• _ENTRIES SUPPLIED_:
--

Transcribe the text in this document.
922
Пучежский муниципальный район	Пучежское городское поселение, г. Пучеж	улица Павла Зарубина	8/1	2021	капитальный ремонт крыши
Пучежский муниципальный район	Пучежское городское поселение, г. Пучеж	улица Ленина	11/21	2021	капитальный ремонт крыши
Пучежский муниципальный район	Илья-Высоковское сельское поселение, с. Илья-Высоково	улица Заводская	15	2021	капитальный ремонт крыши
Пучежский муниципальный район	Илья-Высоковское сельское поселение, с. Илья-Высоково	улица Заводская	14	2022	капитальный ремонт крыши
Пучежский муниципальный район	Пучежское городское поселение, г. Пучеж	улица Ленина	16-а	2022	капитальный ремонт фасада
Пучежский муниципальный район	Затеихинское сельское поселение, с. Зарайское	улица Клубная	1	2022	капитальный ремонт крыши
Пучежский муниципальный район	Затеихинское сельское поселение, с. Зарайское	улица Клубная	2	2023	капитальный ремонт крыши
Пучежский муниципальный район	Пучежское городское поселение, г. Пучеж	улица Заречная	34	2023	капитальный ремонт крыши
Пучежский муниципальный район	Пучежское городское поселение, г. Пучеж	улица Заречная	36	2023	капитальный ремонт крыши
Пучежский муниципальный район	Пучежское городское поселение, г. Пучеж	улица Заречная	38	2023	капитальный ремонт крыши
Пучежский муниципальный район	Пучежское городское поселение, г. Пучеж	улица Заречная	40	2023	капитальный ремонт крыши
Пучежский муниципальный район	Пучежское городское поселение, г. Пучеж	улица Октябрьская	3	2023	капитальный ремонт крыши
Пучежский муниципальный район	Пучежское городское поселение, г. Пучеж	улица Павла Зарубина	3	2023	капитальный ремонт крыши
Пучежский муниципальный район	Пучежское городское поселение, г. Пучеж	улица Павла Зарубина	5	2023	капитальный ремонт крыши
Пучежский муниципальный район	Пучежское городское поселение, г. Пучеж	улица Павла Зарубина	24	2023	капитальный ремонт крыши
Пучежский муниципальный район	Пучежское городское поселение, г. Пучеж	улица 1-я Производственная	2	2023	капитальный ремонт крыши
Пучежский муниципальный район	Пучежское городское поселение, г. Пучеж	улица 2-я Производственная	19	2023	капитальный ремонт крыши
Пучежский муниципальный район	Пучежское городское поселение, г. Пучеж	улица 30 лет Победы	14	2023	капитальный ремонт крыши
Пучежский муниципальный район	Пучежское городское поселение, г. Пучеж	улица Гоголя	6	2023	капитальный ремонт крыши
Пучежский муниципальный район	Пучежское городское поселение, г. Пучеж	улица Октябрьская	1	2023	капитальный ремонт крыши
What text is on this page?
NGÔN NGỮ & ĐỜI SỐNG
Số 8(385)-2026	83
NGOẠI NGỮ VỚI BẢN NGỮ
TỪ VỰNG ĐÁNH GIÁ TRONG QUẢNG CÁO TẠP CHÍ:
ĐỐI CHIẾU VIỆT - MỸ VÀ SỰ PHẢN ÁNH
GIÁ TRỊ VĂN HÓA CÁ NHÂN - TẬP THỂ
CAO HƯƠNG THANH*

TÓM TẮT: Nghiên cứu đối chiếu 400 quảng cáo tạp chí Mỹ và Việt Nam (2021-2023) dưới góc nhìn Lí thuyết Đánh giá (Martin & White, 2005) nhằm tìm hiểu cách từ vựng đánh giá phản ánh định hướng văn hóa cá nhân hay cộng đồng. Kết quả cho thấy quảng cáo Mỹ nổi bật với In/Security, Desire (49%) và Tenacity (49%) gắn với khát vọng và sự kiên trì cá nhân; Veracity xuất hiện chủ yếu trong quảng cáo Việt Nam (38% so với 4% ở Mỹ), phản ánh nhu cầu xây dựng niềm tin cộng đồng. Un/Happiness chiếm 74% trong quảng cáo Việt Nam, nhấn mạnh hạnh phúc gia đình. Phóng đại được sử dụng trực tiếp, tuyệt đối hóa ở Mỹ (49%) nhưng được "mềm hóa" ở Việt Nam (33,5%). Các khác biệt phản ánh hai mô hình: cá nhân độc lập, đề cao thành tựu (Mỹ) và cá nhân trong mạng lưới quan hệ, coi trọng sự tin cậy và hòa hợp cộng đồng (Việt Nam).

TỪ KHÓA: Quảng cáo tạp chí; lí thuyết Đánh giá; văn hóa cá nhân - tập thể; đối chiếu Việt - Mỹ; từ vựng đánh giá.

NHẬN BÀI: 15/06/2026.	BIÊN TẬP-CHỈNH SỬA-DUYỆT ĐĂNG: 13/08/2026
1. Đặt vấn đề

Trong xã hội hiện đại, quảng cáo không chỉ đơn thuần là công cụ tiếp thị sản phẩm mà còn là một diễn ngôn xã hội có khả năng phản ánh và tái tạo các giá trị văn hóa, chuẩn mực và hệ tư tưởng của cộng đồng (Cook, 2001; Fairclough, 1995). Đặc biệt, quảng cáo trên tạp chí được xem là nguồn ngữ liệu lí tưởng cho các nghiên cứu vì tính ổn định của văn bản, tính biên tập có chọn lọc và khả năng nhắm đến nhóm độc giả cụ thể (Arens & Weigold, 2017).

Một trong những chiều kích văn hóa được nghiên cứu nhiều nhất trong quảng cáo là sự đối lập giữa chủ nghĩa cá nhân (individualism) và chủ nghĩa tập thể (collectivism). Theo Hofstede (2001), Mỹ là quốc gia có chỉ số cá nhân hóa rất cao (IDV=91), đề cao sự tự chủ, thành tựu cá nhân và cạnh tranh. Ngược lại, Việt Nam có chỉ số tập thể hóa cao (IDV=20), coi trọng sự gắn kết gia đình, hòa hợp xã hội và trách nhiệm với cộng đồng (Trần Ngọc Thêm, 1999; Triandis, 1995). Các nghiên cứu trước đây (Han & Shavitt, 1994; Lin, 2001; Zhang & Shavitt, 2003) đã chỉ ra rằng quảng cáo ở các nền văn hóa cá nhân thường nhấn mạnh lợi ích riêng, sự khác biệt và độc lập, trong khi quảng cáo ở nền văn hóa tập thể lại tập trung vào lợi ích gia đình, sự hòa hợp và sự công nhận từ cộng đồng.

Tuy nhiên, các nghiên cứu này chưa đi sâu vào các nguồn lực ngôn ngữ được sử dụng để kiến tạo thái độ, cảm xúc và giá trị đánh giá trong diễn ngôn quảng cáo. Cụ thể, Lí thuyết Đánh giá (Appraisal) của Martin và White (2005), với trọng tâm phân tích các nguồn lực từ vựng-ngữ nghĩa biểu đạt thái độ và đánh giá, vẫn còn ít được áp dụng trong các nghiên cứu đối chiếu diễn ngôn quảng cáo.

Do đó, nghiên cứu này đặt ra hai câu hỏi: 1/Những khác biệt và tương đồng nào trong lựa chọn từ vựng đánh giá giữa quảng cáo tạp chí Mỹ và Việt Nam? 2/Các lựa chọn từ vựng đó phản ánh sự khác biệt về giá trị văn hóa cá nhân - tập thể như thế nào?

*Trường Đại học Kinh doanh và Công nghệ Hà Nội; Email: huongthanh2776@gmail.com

--

• _GIVEN REQUEST_:
Scan the entries above. Copy each line that has the string "Высоковское".

• _OUTPUT OF THE EXERCISE_:
Пучежский муниципальный район	Илья-Высоковское сельское поселение, с. Илья-Высоково	улица Заводская	15	2021	капитальный ремонт крыши
Пучежский муниципальный район	Илья-Высоковское сельское поселение, с. Илья-Высоково	улица Заводская	14	2022	капитальный ремонт крыши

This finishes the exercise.